**Exercise task:**
Say how many lines include "Bulanan", with no words around the number.

**Given data:**
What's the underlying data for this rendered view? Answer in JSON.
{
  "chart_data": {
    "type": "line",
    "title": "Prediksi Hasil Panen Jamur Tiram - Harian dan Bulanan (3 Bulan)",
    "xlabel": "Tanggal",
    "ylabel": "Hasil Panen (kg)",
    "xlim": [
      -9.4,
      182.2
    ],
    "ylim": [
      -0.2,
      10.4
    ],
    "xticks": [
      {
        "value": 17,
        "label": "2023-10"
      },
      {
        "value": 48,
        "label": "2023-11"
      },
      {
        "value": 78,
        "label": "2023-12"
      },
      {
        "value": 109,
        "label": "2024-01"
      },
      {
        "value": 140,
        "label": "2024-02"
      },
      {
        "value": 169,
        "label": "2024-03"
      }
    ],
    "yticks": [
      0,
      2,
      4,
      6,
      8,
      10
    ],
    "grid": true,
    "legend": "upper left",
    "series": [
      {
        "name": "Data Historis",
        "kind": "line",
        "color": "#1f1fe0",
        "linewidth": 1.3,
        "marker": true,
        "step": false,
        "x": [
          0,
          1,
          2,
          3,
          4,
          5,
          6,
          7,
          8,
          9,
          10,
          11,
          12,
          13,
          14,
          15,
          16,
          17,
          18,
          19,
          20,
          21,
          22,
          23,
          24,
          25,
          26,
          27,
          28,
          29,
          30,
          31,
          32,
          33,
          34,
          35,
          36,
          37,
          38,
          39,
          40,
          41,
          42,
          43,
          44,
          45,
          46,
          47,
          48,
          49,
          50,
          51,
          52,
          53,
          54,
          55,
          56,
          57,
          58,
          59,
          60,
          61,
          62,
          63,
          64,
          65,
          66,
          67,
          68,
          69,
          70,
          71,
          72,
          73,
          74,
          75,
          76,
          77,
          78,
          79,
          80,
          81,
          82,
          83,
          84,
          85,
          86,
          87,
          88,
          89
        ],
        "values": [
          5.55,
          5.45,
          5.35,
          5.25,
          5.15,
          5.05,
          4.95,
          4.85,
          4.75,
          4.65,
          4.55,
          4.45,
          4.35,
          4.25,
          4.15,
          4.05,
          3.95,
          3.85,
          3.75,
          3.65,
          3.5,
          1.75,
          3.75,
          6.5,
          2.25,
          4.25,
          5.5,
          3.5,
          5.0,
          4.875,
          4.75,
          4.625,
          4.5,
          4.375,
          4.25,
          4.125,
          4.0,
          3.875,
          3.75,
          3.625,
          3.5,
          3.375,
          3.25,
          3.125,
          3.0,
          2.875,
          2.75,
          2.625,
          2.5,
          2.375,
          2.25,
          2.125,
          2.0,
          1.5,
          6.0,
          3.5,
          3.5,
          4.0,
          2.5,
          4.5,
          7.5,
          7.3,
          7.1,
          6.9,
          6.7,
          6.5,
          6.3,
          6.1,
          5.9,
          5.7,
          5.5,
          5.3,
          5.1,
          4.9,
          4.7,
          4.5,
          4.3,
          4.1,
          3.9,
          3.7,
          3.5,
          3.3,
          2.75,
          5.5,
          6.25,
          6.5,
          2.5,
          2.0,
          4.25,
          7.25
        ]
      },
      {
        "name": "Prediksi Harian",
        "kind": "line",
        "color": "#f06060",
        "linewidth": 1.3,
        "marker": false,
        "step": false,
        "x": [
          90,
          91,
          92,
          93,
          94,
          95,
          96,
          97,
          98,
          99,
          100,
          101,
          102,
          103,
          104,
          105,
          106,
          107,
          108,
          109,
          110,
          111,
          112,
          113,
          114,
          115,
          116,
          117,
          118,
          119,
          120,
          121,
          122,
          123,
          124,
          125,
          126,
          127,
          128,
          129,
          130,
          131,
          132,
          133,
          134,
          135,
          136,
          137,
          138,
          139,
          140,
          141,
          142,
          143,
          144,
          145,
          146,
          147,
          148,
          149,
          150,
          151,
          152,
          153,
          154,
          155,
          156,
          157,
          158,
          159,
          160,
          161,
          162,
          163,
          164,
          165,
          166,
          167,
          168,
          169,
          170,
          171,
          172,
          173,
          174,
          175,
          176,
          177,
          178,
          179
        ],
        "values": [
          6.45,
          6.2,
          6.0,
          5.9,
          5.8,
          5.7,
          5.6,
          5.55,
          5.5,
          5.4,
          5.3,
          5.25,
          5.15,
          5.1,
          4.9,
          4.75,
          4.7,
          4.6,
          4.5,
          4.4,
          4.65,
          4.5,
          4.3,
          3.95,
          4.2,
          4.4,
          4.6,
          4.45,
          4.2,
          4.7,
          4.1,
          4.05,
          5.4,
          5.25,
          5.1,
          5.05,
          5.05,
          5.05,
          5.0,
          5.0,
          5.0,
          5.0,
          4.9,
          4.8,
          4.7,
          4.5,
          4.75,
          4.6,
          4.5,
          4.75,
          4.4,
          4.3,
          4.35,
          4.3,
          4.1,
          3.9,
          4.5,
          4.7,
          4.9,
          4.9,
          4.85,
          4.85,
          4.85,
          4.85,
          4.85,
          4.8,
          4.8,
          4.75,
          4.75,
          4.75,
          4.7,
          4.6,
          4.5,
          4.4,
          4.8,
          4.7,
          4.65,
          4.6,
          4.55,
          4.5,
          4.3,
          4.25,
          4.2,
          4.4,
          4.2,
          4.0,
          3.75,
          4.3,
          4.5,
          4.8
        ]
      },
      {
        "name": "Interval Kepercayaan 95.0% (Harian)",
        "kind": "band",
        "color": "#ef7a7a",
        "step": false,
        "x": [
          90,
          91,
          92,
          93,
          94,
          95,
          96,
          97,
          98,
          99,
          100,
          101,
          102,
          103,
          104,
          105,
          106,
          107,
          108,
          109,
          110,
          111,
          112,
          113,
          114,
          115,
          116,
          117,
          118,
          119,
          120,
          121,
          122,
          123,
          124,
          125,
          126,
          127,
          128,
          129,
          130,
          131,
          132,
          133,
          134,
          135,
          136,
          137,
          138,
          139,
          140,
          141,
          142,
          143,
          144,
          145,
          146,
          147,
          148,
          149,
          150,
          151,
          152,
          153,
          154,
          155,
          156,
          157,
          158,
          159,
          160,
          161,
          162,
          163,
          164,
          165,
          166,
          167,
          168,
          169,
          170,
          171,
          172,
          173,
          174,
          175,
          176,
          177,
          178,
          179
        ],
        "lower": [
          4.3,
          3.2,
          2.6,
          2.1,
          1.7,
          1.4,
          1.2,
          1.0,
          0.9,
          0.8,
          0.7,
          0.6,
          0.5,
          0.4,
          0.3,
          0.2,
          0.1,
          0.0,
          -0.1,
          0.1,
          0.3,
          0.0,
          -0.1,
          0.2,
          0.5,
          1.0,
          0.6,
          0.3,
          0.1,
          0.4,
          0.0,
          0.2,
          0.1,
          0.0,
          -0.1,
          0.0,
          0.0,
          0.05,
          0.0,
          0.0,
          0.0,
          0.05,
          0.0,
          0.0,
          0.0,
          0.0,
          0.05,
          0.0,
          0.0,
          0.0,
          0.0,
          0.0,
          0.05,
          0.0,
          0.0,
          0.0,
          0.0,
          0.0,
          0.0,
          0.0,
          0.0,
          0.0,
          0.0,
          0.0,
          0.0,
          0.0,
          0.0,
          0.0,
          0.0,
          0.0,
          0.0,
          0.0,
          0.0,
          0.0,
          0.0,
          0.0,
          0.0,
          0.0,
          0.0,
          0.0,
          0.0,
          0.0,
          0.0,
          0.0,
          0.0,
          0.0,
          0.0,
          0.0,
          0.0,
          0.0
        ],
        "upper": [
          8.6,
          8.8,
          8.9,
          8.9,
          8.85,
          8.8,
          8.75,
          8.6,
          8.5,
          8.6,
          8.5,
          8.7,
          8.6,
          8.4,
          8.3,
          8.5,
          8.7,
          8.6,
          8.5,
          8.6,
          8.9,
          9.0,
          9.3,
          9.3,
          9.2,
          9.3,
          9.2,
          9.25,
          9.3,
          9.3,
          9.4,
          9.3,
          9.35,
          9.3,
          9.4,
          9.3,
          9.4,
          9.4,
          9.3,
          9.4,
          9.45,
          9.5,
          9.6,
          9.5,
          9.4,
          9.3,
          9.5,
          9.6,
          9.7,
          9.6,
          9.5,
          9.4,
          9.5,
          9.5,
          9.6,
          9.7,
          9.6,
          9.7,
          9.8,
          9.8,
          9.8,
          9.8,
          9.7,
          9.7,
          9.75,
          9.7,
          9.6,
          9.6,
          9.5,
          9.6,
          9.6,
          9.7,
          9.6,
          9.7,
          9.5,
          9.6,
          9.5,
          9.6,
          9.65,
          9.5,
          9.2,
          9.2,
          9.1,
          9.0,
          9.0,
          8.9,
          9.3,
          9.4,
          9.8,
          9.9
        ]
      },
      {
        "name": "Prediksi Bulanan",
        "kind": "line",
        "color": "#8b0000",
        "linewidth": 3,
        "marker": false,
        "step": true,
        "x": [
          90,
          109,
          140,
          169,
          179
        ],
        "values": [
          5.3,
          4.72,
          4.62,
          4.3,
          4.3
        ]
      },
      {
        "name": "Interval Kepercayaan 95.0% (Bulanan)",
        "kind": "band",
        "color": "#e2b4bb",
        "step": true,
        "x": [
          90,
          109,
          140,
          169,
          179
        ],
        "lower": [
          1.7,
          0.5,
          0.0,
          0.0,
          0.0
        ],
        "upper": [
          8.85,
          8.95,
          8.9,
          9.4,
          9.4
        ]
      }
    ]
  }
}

**Exercise solution:**
3